Secreto. El mayor esfuerzo de investigación, sin embargo, se anida en un secreto más subalterno a descubrir: la fe que deposita Cristina en un logorreico Berni, quien encabeza encuestas en diversos niveles sociales y que, cuando hay tumultos y conflictos en los barrios populares, la gente quejosa no reclama por policías o gendarmes: piden “que venga Berni”.
Como a todo militar, le asignan una réplica peronista o, más soeces, le atribuyen una miniatura de Mussolini. Raro fenómeno que tal vez obedezca a cierta excentricidad del personaje –hombre que se arrojaba a la piscina en tiempos invernales–, enamorado de las cámaras (hasta se exhibe en sus ejercicios de calistenia, le falta el entrenamiento de karate), un convencido de que el oxígeno de las encuestas puede durar lo mismo que la llama de un fósforo. Aprovecha el momento. Hoy, sin embargo, está encendido, dicen que aspira a presidir el Partido Justicialista –en rigor, tiene una aspiración mayor– y le ha ganado en la porfía del Gobierno al arco garantista sobre la ocupación de tierras. Lo respaldaron varios intendentes, Cristina escuchó. Además, denunció sin taparse la nariz a los Grabois, Pérsico o Navarro (con quien mantuvo un áspero debate en los medios), jefes de grupos sociales generosamente preservados en la administración macrista por la ministra Stanley.
Ayer Berni se integró al lanzamiento de un nuevo plan de seguridad cuya autoría comparte y es obvio que la vice lo convirtió en un preferido, a pesar de que hombres de su servicio deberán probar inocencia en la muerte del joven Astudillo Castro. Por si fuera poco, le cambiaron la insolencia a la ministra Frederic, que les concedía más razón a los okupas que a los dueños de las tierras en protesta por las intrusiones, lo mismo que se obligó al propio Kicillof a ofrecer su corazón a la propiedad privada: juró que las usurpaciones son ilegales e injustas. Alguien le sopló al oído, más fuerte que los intendentes que lo desafiaron en público por su pasividad, mientras por primera vez un agradecido Berni se alegraba de trabajar para un gobernador astuto. Y una vicepresidenta que es su máxima referencia. De Alberto, como se sabe, lo respeta por el cargo que ocupa, y debe suponer que no puede constituir una fracción política ni con el grupo mediático que preside un gremialista. Palabras de él: no se sabe si habla por sí mismo o por boca de “otrxs”.

--------

Instrucciones: Continúa el texto de arriba sobre Berni y su relación con Cristina a partir de su última oración.

--------

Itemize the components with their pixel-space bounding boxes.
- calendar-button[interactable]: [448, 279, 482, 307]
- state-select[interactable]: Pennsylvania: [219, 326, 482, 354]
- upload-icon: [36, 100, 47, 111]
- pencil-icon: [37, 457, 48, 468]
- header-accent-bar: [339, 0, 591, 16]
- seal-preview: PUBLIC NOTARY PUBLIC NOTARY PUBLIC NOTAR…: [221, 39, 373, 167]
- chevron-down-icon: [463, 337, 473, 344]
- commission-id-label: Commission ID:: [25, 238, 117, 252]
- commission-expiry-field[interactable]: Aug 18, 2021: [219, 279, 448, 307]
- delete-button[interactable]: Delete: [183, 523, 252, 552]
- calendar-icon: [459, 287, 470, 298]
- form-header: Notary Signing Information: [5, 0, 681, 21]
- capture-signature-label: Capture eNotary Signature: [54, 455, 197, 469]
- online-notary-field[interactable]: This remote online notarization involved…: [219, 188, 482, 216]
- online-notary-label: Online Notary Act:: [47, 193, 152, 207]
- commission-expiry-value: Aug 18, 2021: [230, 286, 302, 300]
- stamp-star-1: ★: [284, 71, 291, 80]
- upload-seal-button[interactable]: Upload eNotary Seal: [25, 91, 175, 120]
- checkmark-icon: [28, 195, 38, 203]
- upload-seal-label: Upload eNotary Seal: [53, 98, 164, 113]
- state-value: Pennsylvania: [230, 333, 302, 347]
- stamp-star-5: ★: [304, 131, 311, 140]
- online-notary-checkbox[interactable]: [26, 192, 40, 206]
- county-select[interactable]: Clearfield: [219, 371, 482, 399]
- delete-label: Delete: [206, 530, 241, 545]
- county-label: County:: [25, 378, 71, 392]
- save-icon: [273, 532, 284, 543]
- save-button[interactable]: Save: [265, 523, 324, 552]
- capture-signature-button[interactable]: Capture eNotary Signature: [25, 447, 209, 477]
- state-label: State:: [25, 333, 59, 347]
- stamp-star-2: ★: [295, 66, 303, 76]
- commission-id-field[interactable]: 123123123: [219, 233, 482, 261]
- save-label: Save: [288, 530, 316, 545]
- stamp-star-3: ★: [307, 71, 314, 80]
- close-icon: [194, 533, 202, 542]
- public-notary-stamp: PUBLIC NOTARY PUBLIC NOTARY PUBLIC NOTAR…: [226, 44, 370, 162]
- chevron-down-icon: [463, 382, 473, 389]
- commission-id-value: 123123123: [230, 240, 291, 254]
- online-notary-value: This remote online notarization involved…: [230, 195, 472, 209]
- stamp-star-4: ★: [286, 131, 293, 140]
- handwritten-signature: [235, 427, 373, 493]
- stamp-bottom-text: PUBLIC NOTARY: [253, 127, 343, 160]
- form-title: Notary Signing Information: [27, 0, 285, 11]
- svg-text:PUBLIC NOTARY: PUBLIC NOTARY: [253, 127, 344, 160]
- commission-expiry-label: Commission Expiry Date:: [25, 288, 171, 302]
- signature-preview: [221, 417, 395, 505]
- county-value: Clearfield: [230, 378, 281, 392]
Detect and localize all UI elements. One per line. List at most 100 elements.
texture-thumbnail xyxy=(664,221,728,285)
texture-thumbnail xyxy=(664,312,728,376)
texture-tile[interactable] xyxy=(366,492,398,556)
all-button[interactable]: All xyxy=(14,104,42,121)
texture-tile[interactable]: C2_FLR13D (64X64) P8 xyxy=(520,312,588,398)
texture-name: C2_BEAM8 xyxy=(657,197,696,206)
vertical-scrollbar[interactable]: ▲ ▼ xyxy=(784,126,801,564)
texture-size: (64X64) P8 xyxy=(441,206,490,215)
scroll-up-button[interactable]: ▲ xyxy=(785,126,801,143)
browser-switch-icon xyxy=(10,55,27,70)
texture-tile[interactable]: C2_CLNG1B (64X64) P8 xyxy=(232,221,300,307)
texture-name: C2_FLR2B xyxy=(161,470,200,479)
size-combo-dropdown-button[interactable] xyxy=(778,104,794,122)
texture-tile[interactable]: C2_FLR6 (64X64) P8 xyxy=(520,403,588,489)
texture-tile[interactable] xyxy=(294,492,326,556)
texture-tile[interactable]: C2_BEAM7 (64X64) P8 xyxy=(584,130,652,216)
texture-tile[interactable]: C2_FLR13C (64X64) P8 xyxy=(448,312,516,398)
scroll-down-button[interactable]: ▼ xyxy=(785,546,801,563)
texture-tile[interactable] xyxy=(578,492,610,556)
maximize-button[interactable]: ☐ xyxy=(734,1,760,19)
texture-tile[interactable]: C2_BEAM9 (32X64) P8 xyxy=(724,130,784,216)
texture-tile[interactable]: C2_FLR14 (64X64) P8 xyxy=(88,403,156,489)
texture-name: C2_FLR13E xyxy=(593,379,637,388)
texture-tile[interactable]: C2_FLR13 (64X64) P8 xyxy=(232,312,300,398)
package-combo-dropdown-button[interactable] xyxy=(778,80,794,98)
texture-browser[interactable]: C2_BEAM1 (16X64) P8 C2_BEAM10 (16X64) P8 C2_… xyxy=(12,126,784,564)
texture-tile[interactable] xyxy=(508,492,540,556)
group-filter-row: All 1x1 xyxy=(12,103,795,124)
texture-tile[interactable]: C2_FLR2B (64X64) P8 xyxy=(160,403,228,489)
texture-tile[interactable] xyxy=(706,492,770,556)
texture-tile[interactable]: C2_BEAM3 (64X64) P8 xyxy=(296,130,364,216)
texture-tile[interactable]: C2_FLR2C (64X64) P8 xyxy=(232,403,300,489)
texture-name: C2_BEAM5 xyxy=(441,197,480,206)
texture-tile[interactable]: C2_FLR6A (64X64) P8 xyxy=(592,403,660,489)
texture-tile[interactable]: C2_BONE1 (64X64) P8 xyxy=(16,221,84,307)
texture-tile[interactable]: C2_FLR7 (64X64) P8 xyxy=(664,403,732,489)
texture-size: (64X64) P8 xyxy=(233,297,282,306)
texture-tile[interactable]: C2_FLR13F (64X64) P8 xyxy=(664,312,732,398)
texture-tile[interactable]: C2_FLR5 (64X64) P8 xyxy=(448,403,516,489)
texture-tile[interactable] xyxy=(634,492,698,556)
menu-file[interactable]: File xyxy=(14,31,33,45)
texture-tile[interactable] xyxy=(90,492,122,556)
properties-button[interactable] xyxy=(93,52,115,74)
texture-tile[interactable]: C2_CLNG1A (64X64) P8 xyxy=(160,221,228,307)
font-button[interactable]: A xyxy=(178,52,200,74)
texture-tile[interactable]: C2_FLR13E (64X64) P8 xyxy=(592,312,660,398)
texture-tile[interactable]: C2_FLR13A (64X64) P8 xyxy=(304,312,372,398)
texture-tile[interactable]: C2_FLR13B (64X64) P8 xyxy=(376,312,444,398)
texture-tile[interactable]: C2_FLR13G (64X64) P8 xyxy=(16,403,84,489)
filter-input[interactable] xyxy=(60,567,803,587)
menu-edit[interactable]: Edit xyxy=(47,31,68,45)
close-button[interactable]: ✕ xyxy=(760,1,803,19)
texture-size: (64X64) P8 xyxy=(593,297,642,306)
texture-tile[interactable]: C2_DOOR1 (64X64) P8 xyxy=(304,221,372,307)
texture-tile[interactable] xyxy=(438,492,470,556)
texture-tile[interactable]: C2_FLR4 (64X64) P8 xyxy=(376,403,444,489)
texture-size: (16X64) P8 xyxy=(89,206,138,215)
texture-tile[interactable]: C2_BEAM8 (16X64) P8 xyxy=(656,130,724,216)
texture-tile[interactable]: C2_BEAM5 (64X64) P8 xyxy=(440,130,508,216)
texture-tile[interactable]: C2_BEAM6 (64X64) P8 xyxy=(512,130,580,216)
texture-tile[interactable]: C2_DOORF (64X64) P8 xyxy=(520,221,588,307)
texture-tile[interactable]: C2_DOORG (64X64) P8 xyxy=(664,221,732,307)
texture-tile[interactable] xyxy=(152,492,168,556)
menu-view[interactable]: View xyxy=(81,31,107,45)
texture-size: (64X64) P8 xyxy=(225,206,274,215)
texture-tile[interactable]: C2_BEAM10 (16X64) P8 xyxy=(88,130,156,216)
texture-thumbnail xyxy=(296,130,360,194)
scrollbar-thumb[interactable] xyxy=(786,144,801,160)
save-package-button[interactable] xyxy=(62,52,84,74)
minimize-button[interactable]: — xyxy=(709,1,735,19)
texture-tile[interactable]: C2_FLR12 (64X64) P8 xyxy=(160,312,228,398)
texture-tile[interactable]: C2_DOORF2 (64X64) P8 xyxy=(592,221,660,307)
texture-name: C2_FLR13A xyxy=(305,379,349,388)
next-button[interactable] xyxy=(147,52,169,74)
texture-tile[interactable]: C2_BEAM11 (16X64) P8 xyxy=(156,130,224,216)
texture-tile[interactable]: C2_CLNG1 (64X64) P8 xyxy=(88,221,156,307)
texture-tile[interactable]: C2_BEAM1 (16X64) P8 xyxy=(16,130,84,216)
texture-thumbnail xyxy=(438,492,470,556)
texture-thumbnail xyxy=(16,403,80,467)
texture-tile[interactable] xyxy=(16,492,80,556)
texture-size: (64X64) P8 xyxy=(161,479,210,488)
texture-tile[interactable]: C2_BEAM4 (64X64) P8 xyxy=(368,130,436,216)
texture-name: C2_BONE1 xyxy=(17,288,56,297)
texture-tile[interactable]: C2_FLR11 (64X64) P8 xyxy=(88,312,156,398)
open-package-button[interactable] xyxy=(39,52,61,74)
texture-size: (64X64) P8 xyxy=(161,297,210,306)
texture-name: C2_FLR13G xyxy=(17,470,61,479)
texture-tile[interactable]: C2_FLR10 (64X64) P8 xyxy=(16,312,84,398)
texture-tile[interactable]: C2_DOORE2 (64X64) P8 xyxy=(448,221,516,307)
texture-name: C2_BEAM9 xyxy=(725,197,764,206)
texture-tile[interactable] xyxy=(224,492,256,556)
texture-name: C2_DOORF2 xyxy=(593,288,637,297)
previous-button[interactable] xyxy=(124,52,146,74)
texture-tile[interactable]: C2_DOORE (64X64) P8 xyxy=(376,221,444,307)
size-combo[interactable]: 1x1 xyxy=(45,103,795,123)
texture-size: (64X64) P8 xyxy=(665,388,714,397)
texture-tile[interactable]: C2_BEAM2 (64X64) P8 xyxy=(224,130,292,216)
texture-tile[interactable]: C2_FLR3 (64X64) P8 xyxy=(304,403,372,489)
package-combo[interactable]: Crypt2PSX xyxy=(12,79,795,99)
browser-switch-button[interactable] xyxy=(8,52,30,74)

--------

Tu respuesta:
Anti piqueteros. Berni está en un grupo de riesgo, tuvo Covid, anda solo en moto, y es el primero del espectro oficial que se despachó contra un Grabois que de chico se alimentó con los honorarios que su padre cobraba de su repugnante menemismo (fue asesor en el Ministerio del Interior), un Guardia de Hierro que debe haber frecuentado a Bergoglio en esa secta de origen centroeuropeo. Hombre de confrontación, si fuera necesario. Parece que nunca fue necesario.
Al otro que dinamitó Berni fue a Pérsico, controvertido militante de antaño, que hace pocos años presumía por radio de no trabajar, y que vivía como un cafishio (tiene diez hijos) del salario de su mujer legisladora. Una joya del género masculino, se supone que ahora no padece esas estrecheces. Afortunadamente.
Y con Navarro, Berni debatió en público: será interesante cuando haya encuentro presencial de ambos. Para estos núcleos sociales, el ministro bonaerense “algo habrá hecho” para ganarse la confianza de Cristina, misterio que tampoco ellos alcanzan a resolver y al que le trasladan la misma cultura castrense de la década del 70.
Tanto Berni como su tutora no se inquietan por esas figuras de cartón social, más bien se preocupan por otra derivación de la crisis: droga, delito y violencia. No hay cuarentena ni ministro que alcance. Ni misterio que se resuelva.